> TO BE DONE: Pictures stay out; everything else in the records below is copied exactly.

##### MATERIAL TO PROCESS

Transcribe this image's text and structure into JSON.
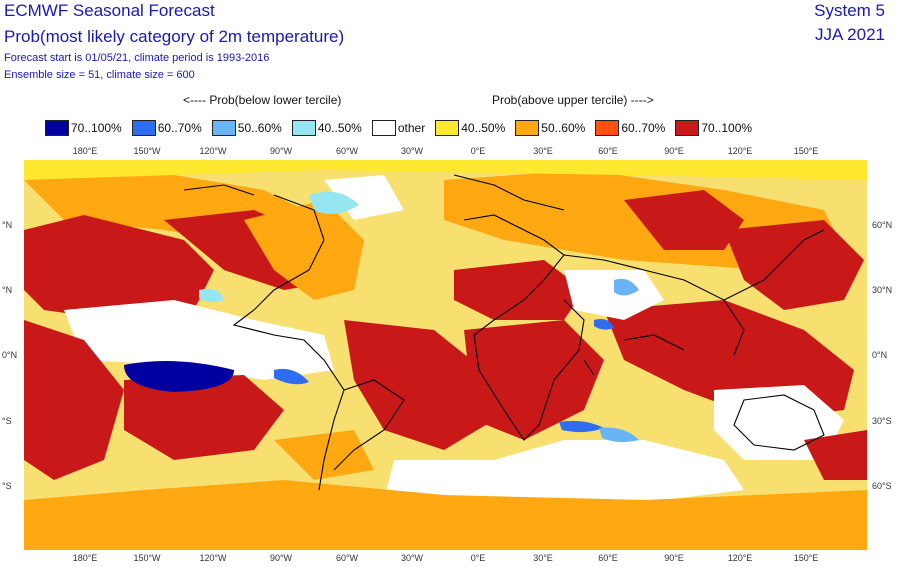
{
  "header": {
    "title": "ECMWF Seasonal Forecast",
    "subtitle": "Prob(most likely category of 2m temperature)",
    "forecast_line": "Forecast start is 01/05/21, climate period is 1993-2016",
    "ensemble_line": "Ensemble size = 51, climate size = 600",
    "system": "System 5",
    "season": "JJA 2021"
  },
  "legend": {
    "below_header": "<---- Prob(below lower tercile)",
    "above_header": "Prob(above upper tercile) ---->",
    "items": [
      {
        "label": "70..100%",
        "color": "#0000a0"
      },
      {
        "label": "60..70%",
        "color": "#2e6df0"
      },
      {
        "label": "50..60%",
        "color": "#69b4f5"
      },
      {
        "label": "40..50%",
        "color": "#96e6f2"
      },
      {
        "label": "other",
        "color": "#ffffff"
      },
      {
        "label": "40..50%",
        "color": "#ffe830"
      },
      {
        "label": "50..60%",
        "color": "#ffa812"
      },
      {
        "label": "60..70%",
        "color": "#ff5010"
      },
      {
        "label": "70..100%",
        "color": "#c81818"
      }
    ]
  },
  "axes": {
    "longitudes": [
      "180°E",
      "150°W",
      "120°W",
      "90°W",
      "60°W",
      "30°W",
      "0°E",
      "30°E",
      "60°E",
      "90°E",
      "120°E",
      "150°E"
    ],
    "latitudes_right": [
      "60°N",
      "30°N",
      "0°N",
      "30°S",
      "60°S"
    ],
    "latitudes_left": [
      "°N",
      "°N",
      "0°N",
      "°S",
      "°S"
    ]
  },
  "map": {
    "background": "#f8e070",
    "coast_color": "#000000"
  }
}
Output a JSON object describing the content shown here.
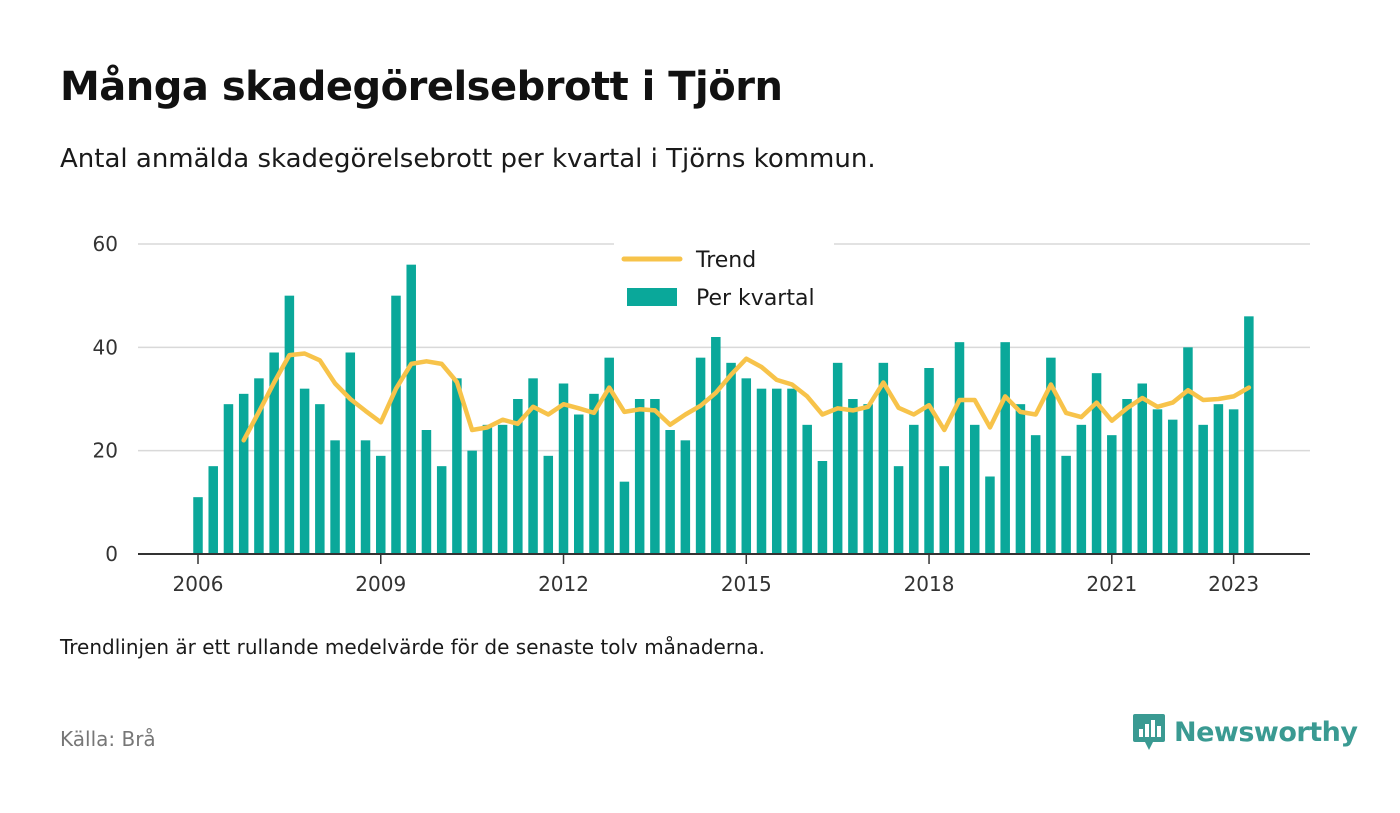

##########

> RESULT OF THIS EXERCISE:
Transcribe this image's text and structure into JSON.
{
  "header": {
    "title": "ECMWF Seasonal Forecast",
    "subtitle": "Prob(most likely category of 2m temperature)",
    "forecast_line": "Forecast start is 01/05/21, climate period is 1993-2016",
    "ensemble_line": "Ensemble size = 51, climate size = 600",
    "system": "System 5",
    "season": "JJA 2021"
  },
  "legend": {
    "below_header": "<---- Prob(below lower tercile)",
    "above_header": "Prob(above upper tercile) ---->",
    "items": [
      {
        "label": "70..100%",
        "color": "#0000a0"
      },
      {
        "label": "60..70%",
        "color": "#2e6df0"
      },
      {
        "label": "50..60%",
        "color": "#69b4f5"
      },
      {
        "label": "40..50%",
        "color": "#96e6f2"
      },
      {
        "label": "other",
        "color": "#ffffff"
      },
      {
        "label": "40..50%",
        "color": "#ffe830"
      },
      {
        "label": "50..60%",
        "color": "#ffa812"
      },
      {
        "label": "60..70%",
        "color": "#ff5010"
      },
      {
        "label": "70..100%",
        "color": "#c81818"
      }
    ]
  },
  "axes": {
    "longitudes": [
      "180°E",
      "150°W",
      "120°W",
      "90°W",
      "60°W",
      "30°W",
      "0°E",
      "30°E",
      "60°E",
      "90°E",
      "120°E",
      "150°E"
    ],
    "latitudes_right": [
      "60°N",
      "30°N",
      "0°N",
      "30°S",
      "60°S"
    ],
    "latitudes_left": [
      "°N",
      "°N",
      "0°N",
      "°S",
      "°S"
    ]
  },
  "map": {
    "background": "#f8e070",
    "coast_color": "#000000"
  }
}
Output a JSON object describing the content shown here.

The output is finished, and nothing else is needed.